Search the material for the string "this", then report how many lines hold it, with no other text.

•••••

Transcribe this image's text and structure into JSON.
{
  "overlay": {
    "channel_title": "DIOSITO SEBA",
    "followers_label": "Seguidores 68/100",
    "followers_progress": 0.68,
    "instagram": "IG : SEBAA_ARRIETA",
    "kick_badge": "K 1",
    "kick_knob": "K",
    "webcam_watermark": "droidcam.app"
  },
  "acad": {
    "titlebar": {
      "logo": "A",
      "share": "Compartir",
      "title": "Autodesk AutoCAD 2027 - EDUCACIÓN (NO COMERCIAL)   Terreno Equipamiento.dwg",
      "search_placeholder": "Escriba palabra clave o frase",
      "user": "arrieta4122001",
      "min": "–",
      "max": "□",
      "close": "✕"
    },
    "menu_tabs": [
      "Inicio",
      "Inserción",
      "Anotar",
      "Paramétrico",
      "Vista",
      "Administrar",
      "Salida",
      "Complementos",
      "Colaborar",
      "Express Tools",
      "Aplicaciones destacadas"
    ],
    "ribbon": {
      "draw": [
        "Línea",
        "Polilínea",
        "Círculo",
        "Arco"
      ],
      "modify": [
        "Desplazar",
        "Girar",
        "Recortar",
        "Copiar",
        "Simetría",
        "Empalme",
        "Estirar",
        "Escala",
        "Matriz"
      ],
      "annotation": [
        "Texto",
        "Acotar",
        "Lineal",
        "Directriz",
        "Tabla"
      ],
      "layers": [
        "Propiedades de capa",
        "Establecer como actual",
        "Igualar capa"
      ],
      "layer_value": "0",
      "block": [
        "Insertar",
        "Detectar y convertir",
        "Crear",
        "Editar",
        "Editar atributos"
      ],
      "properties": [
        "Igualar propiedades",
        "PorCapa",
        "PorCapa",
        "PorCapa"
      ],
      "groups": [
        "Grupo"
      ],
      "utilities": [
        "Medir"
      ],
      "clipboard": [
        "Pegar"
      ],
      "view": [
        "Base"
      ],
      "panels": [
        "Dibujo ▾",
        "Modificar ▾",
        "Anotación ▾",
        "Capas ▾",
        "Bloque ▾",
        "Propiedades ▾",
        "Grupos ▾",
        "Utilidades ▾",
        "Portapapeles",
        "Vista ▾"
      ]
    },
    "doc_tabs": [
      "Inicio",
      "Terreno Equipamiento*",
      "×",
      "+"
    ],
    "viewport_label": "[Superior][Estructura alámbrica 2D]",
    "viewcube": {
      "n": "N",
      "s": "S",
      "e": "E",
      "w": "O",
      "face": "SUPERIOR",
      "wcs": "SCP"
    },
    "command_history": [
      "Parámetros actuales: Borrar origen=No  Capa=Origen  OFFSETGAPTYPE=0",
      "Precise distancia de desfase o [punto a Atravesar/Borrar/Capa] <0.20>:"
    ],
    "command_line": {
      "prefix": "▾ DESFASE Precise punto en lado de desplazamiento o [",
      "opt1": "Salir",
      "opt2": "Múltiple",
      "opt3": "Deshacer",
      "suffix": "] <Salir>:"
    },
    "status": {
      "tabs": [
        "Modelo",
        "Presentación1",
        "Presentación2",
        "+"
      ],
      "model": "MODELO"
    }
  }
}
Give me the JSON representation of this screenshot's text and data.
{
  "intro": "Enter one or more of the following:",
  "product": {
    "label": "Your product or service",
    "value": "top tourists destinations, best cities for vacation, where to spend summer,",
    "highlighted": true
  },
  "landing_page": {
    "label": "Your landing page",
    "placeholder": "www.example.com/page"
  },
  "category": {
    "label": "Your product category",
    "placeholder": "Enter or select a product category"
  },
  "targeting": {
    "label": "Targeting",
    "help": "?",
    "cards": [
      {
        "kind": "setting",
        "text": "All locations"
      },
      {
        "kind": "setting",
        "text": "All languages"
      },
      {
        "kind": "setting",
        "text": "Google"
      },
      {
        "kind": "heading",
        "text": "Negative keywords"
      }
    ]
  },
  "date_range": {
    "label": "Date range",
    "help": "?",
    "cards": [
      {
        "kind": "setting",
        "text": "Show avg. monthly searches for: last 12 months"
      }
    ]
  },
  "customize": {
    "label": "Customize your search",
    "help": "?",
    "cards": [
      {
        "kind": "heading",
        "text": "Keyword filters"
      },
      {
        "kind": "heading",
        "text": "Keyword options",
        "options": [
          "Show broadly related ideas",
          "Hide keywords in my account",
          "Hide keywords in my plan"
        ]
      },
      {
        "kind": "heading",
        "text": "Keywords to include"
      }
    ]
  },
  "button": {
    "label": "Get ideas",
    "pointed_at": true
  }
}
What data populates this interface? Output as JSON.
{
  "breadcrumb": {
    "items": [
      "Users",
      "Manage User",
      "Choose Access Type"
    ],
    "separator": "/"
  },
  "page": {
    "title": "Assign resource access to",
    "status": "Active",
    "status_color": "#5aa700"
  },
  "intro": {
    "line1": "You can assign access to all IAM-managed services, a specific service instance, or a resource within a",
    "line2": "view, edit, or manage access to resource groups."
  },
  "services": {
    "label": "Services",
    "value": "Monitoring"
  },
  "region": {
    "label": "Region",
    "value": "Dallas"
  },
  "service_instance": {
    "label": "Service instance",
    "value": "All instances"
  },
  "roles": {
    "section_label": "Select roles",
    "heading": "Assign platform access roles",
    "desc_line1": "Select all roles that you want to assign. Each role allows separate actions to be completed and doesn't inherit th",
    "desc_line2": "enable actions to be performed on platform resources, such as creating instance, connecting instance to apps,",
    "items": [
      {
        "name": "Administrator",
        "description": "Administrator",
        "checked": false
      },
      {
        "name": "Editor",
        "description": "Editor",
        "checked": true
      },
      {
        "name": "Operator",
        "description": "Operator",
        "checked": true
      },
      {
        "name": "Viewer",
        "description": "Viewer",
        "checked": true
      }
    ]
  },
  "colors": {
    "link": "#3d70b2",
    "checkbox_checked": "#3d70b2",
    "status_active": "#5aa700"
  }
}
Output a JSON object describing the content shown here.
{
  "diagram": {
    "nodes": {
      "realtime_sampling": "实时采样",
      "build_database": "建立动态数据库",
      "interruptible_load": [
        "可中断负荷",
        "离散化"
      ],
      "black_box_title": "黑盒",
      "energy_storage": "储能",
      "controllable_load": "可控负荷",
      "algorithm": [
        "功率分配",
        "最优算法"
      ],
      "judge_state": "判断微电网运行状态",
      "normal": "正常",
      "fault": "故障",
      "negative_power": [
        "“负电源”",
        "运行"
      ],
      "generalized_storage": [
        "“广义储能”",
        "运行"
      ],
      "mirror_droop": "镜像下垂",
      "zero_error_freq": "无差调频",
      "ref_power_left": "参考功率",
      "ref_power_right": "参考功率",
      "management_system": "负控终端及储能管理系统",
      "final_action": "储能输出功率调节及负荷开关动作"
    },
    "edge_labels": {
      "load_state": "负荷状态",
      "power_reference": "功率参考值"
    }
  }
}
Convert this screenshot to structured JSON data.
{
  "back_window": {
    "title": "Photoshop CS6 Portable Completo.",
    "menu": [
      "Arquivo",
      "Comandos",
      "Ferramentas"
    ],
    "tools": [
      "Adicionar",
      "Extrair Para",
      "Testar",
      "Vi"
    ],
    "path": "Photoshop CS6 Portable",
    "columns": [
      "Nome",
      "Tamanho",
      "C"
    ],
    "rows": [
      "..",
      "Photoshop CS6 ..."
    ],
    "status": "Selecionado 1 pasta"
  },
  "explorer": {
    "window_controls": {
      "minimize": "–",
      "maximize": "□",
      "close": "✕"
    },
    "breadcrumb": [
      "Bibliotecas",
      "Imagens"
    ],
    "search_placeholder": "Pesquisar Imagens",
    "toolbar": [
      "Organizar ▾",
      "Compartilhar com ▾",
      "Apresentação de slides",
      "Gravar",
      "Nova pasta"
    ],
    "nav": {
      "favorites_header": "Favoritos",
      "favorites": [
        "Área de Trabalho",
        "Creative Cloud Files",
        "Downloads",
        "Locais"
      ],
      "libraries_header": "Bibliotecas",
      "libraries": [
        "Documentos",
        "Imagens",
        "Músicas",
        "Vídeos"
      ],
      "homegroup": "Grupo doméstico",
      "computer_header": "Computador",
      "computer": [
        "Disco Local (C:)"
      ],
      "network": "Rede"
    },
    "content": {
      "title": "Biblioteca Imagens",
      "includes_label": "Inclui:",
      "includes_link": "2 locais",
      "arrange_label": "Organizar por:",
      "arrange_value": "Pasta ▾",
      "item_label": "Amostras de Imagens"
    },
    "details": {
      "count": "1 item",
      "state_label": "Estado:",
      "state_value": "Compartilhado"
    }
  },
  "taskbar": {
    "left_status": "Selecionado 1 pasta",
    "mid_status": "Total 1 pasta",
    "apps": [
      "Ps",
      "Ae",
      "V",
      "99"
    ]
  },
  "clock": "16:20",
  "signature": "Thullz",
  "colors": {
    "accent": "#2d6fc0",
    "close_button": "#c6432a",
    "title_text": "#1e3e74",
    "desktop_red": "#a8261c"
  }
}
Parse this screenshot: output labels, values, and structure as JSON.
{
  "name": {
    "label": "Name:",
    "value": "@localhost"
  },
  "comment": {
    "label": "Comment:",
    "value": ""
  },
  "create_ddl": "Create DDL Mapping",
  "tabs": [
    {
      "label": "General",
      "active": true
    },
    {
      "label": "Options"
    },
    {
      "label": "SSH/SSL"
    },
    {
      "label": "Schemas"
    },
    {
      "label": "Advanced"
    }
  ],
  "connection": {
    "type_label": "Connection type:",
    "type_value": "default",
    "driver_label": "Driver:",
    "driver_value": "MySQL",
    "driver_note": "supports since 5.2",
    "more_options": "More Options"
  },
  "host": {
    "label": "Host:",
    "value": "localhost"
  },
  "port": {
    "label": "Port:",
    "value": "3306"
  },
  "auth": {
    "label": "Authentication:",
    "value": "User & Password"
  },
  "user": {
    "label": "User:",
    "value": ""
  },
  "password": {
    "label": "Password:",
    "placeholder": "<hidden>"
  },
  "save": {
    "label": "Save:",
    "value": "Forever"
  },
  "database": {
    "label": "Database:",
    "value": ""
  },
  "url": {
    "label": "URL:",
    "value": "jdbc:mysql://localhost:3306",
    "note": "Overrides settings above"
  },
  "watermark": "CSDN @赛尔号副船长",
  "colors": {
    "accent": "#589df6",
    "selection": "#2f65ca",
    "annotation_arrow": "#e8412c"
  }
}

•••••

### WRITTEN SOLUTION
5